Count how many lines in the material below hold the word "xlabel"; the reply is that number alone.

Stored items:
-----

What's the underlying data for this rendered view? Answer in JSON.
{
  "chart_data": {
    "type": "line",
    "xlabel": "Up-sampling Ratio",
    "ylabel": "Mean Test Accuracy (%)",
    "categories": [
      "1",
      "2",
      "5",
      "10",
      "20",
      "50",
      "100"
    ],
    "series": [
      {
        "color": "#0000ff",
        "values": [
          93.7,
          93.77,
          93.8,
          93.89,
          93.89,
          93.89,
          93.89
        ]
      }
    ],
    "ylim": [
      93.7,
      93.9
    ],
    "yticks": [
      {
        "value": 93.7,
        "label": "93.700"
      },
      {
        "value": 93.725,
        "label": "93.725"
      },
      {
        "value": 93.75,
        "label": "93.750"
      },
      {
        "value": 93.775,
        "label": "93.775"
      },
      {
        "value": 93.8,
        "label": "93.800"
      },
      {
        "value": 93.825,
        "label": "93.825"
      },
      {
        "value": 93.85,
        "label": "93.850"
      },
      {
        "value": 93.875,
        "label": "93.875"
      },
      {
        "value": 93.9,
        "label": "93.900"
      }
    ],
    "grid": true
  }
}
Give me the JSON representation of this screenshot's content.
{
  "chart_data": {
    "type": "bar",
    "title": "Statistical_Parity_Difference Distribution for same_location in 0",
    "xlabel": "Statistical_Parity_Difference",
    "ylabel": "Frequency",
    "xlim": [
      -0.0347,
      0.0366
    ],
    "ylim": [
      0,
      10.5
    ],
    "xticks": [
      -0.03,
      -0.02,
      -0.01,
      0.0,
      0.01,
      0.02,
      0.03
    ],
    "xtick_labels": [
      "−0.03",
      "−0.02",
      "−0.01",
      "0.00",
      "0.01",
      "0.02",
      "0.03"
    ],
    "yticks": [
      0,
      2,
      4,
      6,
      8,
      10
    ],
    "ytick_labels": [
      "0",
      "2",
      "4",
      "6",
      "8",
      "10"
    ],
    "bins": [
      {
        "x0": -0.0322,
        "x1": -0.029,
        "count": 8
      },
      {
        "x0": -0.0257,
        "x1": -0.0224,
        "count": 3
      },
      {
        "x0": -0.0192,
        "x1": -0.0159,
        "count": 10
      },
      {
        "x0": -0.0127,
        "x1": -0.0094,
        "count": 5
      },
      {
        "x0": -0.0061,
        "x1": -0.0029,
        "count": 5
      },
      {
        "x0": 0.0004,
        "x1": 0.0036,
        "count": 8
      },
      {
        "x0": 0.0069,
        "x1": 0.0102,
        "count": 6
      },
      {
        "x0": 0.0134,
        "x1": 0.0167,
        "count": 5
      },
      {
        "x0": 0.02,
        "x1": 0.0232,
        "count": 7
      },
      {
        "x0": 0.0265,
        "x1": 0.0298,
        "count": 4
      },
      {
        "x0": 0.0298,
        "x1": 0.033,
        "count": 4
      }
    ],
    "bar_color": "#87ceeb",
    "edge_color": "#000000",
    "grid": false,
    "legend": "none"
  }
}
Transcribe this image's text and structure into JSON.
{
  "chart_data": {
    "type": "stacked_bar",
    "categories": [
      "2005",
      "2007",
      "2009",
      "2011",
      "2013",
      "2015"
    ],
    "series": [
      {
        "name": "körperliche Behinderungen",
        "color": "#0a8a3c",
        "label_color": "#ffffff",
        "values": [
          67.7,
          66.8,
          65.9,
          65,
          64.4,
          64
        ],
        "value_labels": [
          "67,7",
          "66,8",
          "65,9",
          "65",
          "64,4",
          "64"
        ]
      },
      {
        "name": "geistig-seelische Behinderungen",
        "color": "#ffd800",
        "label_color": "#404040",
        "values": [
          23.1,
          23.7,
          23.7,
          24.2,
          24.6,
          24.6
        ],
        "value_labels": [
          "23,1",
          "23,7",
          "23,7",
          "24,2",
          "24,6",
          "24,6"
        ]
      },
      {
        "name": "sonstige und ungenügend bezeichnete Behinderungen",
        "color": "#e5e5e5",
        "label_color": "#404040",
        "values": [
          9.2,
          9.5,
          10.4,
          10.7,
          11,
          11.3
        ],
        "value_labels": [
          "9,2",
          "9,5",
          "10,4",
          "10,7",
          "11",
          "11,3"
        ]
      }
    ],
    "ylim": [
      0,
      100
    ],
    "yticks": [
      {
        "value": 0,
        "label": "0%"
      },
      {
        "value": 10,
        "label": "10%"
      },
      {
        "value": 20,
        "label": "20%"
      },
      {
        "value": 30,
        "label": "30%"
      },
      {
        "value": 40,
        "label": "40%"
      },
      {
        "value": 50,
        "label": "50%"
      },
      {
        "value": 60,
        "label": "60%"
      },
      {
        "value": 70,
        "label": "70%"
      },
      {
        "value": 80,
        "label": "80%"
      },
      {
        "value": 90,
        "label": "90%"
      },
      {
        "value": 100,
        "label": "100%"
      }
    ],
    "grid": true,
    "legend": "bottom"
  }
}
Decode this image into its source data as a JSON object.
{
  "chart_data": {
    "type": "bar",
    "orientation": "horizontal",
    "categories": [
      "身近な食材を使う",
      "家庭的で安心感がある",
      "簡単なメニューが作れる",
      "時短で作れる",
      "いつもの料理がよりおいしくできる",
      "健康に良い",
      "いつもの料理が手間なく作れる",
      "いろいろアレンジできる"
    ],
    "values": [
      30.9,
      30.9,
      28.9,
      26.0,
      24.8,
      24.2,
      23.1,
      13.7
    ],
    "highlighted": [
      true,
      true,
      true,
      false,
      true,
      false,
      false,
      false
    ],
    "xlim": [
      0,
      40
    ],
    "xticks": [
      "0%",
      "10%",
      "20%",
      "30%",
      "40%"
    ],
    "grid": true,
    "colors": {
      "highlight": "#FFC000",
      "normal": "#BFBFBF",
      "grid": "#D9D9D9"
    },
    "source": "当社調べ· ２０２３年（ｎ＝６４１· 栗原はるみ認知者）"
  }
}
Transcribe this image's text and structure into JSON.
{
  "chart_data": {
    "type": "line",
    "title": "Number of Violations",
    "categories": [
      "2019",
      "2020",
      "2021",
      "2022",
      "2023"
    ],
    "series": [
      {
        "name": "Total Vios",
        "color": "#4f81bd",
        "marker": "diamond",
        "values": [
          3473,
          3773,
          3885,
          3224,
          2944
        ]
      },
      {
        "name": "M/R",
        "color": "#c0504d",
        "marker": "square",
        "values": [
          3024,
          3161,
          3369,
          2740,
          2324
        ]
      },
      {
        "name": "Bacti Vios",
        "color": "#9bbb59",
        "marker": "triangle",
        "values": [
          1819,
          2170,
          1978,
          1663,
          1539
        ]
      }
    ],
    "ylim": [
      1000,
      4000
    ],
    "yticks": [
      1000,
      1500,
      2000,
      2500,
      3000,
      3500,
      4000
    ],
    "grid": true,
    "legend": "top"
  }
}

-----

§ **EXERCISE OUTPUT**:
2